**Records for the task**
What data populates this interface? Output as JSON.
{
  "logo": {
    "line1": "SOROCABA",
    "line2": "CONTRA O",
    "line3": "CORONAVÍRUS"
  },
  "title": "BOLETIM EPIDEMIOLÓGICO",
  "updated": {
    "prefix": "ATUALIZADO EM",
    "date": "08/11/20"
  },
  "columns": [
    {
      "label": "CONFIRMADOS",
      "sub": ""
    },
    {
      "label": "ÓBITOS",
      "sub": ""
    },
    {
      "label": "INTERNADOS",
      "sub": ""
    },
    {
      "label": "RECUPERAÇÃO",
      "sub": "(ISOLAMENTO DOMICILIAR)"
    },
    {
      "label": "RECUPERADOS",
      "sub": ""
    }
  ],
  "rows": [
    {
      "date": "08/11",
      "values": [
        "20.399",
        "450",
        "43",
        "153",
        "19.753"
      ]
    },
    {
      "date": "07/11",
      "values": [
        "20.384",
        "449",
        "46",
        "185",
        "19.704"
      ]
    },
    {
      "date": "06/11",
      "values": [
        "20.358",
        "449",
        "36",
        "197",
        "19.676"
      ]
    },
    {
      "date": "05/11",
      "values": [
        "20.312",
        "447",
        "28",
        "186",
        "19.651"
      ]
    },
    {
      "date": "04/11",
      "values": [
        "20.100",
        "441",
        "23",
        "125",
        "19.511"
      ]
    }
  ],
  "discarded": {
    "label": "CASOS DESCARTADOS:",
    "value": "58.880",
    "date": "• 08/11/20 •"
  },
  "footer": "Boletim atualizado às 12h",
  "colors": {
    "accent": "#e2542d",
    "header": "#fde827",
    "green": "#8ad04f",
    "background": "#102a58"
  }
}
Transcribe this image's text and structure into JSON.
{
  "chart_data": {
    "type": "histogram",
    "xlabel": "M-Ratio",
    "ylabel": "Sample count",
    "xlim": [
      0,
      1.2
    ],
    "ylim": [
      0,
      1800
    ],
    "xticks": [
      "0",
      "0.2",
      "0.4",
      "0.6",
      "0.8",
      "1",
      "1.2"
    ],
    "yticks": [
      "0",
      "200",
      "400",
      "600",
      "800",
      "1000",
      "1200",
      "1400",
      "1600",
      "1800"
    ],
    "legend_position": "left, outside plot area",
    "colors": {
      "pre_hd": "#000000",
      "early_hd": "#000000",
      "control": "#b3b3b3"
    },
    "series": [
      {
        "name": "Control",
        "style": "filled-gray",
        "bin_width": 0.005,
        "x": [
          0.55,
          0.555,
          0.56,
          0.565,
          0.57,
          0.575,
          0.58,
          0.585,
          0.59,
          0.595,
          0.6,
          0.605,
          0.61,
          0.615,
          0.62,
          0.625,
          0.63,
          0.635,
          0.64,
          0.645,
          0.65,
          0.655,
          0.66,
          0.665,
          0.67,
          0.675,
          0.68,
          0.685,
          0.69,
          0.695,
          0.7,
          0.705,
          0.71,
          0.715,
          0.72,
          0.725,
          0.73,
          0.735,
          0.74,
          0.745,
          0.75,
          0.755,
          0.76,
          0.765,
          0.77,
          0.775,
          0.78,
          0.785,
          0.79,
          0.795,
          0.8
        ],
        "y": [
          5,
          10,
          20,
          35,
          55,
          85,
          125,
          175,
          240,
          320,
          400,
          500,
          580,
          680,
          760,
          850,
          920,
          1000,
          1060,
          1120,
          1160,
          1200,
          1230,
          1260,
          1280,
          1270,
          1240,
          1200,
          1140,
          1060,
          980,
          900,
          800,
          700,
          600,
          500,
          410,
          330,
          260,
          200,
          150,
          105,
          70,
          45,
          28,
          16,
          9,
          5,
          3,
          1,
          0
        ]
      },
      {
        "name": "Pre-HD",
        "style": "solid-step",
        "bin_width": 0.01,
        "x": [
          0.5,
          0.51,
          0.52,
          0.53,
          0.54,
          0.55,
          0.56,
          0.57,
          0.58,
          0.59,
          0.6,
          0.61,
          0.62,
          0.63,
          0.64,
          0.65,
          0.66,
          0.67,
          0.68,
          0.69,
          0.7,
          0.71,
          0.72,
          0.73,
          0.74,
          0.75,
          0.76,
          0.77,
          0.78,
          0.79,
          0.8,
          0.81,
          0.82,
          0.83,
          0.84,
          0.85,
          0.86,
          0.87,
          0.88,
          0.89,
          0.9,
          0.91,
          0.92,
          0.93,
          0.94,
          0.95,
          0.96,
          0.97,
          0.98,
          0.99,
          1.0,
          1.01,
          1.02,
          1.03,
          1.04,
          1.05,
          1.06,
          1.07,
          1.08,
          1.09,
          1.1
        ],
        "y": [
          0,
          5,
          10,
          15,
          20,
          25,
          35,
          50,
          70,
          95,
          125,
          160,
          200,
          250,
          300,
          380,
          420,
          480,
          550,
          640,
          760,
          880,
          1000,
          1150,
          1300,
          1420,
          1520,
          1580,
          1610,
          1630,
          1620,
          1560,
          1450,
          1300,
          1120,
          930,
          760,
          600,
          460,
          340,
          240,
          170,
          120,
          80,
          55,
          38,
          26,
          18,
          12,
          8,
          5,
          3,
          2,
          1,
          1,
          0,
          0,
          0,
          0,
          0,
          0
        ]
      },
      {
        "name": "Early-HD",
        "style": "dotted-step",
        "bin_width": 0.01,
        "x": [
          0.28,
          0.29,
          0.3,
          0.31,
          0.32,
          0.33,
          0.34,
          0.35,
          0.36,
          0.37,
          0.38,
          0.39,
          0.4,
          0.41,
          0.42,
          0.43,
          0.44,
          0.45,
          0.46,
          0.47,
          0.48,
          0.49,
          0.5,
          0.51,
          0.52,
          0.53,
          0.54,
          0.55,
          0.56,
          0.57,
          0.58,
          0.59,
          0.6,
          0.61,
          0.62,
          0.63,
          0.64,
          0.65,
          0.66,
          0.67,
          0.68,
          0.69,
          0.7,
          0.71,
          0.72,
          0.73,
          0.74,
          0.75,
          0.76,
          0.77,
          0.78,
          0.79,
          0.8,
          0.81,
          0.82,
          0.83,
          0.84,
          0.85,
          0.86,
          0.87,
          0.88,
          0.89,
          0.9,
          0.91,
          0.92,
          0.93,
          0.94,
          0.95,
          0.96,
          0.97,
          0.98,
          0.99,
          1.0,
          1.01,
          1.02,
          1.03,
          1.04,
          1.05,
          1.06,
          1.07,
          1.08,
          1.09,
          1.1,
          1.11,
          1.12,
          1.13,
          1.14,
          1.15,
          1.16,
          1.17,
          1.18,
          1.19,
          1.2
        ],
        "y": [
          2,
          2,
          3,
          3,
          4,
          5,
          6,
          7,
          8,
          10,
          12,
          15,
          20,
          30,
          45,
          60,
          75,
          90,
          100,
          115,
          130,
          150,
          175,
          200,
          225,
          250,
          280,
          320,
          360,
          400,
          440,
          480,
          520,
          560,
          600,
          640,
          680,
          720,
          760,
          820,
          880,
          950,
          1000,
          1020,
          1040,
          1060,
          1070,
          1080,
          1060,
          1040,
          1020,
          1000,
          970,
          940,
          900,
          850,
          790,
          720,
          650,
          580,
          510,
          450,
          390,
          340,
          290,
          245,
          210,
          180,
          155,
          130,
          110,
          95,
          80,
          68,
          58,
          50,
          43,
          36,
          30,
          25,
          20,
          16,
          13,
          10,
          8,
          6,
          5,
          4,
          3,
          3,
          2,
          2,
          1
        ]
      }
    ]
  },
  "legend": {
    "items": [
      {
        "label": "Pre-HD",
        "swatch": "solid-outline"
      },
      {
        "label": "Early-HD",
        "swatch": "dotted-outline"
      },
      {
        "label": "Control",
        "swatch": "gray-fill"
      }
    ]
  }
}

**Work required**
What is the number of lines holding the word "style"? State it alone.

**Solution to the problem**
3